### What you have to do
Transcribe the stretch from the start of the records through the line containing "annotation: Utensile in", reproducing each line without any change.

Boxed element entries
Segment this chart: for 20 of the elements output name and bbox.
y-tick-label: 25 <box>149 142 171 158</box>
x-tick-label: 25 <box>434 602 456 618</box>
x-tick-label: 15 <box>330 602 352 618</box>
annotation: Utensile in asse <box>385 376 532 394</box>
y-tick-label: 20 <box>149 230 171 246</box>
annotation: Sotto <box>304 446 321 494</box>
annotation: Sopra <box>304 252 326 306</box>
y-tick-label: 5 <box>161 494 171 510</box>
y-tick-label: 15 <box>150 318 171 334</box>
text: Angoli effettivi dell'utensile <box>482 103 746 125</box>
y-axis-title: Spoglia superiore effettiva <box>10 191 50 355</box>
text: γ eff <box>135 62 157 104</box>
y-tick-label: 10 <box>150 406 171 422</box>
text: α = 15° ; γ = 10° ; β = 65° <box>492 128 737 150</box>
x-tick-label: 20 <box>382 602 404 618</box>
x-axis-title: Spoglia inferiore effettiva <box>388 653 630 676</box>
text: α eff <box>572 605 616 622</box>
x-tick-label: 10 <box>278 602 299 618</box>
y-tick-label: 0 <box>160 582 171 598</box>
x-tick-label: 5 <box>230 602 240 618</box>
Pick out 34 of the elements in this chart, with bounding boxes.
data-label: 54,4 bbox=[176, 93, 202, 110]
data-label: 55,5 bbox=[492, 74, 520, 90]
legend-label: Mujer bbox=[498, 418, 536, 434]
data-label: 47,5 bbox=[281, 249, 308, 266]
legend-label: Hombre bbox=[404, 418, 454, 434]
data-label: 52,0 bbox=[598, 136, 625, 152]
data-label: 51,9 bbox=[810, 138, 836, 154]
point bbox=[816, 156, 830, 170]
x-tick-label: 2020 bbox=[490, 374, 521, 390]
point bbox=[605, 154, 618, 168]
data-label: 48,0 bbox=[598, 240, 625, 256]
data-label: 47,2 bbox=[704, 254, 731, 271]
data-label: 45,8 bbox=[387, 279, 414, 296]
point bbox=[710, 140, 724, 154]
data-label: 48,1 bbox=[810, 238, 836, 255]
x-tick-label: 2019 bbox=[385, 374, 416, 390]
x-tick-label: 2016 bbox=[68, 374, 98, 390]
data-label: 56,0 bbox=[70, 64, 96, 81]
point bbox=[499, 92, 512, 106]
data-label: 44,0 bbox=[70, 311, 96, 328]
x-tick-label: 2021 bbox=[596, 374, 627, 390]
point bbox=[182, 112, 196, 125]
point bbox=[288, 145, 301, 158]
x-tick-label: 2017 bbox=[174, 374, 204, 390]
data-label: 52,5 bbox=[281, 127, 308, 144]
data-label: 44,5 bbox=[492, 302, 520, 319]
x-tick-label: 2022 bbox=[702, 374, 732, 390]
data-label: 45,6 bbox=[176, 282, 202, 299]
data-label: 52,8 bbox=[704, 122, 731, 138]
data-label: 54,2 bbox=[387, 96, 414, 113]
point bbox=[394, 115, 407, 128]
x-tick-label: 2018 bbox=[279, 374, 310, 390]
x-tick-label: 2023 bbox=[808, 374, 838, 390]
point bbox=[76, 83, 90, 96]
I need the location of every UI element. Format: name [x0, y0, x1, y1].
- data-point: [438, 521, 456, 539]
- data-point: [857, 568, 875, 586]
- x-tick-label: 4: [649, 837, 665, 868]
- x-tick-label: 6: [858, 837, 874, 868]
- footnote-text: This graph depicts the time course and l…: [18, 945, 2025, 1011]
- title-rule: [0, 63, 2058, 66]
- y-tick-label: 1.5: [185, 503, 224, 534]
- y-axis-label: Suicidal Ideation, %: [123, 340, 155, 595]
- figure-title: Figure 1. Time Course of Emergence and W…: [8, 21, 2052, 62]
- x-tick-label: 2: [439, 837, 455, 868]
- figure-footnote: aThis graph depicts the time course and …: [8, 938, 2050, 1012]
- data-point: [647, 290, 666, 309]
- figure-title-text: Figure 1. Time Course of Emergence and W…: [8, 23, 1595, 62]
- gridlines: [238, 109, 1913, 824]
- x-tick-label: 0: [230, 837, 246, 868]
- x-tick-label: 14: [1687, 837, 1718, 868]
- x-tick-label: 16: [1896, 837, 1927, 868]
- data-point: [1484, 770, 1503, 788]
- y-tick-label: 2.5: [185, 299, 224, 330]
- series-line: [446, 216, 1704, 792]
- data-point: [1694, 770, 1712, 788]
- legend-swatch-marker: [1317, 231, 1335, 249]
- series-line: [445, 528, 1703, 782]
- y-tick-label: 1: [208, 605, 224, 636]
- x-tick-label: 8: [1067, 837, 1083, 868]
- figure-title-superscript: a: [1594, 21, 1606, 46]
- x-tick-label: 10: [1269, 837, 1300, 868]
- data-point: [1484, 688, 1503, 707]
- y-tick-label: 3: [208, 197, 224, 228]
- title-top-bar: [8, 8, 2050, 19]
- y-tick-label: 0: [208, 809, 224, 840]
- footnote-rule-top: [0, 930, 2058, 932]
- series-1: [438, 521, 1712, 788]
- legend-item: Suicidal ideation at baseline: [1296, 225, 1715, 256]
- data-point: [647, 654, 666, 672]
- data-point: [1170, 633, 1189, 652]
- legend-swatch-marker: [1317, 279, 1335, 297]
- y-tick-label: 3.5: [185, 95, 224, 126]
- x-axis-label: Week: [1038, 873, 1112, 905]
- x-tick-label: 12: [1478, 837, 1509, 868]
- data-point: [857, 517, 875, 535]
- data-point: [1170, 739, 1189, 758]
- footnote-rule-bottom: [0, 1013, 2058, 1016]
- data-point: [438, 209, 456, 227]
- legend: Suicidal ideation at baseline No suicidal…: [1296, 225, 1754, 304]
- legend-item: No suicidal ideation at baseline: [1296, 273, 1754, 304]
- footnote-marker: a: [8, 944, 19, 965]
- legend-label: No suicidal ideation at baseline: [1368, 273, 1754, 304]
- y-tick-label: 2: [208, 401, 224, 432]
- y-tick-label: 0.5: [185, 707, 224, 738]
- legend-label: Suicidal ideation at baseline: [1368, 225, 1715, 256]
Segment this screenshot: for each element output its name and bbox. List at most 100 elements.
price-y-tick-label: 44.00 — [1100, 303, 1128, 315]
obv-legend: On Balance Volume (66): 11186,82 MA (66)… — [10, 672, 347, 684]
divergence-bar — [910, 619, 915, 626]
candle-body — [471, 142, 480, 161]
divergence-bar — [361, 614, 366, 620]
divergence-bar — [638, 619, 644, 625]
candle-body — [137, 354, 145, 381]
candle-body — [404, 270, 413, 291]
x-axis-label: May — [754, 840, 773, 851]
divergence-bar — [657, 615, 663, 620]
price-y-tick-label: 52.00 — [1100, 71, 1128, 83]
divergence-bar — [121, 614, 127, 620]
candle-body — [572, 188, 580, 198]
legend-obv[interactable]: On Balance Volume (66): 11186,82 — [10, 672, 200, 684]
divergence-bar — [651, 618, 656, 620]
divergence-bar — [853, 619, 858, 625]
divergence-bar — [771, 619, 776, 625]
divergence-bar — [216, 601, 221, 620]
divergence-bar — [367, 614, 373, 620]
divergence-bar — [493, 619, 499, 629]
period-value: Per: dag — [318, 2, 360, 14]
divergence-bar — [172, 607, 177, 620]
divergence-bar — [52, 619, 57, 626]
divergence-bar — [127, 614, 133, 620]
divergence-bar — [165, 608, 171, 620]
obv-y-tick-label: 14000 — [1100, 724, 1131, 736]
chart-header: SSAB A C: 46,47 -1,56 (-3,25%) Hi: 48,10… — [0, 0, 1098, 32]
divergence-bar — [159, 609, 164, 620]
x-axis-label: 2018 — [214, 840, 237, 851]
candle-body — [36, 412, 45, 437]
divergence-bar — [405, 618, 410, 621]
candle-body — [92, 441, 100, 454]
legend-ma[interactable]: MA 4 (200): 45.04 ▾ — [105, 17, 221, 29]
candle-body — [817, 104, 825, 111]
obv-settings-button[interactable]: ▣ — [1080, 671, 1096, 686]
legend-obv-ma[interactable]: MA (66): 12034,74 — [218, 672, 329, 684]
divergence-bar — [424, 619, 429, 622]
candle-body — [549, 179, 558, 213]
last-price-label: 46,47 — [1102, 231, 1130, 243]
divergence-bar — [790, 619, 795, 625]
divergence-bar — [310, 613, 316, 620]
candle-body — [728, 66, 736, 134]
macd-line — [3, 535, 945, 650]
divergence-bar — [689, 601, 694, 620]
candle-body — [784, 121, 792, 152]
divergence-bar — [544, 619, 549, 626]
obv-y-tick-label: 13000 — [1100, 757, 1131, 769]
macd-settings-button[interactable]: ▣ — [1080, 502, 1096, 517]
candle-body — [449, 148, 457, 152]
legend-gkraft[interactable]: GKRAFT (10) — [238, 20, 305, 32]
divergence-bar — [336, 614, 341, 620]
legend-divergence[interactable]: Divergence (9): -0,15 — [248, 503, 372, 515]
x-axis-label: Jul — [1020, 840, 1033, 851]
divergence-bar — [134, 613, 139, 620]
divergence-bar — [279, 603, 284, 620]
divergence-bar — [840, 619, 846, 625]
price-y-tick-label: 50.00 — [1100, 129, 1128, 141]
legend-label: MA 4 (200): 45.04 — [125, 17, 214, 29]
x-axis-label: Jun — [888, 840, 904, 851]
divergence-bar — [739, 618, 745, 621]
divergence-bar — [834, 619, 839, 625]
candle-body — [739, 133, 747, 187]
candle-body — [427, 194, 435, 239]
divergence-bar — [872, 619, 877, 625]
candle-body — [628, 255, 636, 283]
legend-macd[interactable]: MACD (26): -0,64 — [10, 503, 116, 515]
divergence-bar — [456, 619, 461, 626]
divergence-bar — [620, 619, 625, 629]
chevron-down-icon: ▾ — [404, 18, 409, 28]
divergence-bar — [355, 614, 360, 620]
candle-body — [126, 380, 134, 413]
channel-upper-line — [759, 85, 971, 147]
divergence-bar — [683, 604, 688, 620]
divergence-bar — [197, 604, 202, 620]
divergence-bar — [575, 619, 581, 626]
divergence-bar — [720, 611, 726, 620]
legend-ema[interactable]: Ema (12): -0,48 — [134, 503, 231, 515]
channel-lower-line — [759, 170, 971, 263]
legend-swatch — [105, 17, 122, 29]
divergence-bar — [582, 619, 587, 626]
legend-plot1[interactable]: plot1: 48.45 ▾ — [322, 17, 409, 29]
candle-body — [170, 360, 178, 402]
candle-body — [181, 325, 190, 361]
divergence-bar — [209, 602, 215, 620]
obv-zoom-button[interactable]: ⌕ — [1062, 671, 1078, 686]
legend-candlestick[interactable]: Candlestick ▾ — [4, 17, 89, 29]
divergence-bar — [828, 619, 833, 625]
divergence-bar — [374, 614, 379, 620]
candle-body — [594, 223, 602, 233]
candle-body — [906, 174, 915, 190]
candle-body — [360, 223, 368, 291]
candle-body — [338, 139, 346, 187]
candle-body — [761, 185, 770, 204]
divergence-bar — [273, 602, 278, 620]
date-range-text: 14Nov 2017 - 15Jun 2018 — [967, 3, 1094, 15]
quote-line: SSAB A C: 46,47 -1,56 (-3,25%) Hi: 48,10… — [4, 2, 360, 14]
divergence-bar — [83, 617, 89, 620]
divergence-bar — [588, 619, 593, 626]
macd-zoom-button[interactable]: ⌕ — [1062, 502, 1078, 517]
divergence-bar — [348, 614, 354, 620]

### Solved exercise
Segment this chart: for 20 of the elements output name and bbox.
y-tick-label: 25 <box>149 142 171 158</box>
x-tick-label: 25 <box>434 602 456 618</box>
x-tick-label: 15 <box>330 602 352 618</box>
annotation: Utensile in asse <box>385 376 532 394</box>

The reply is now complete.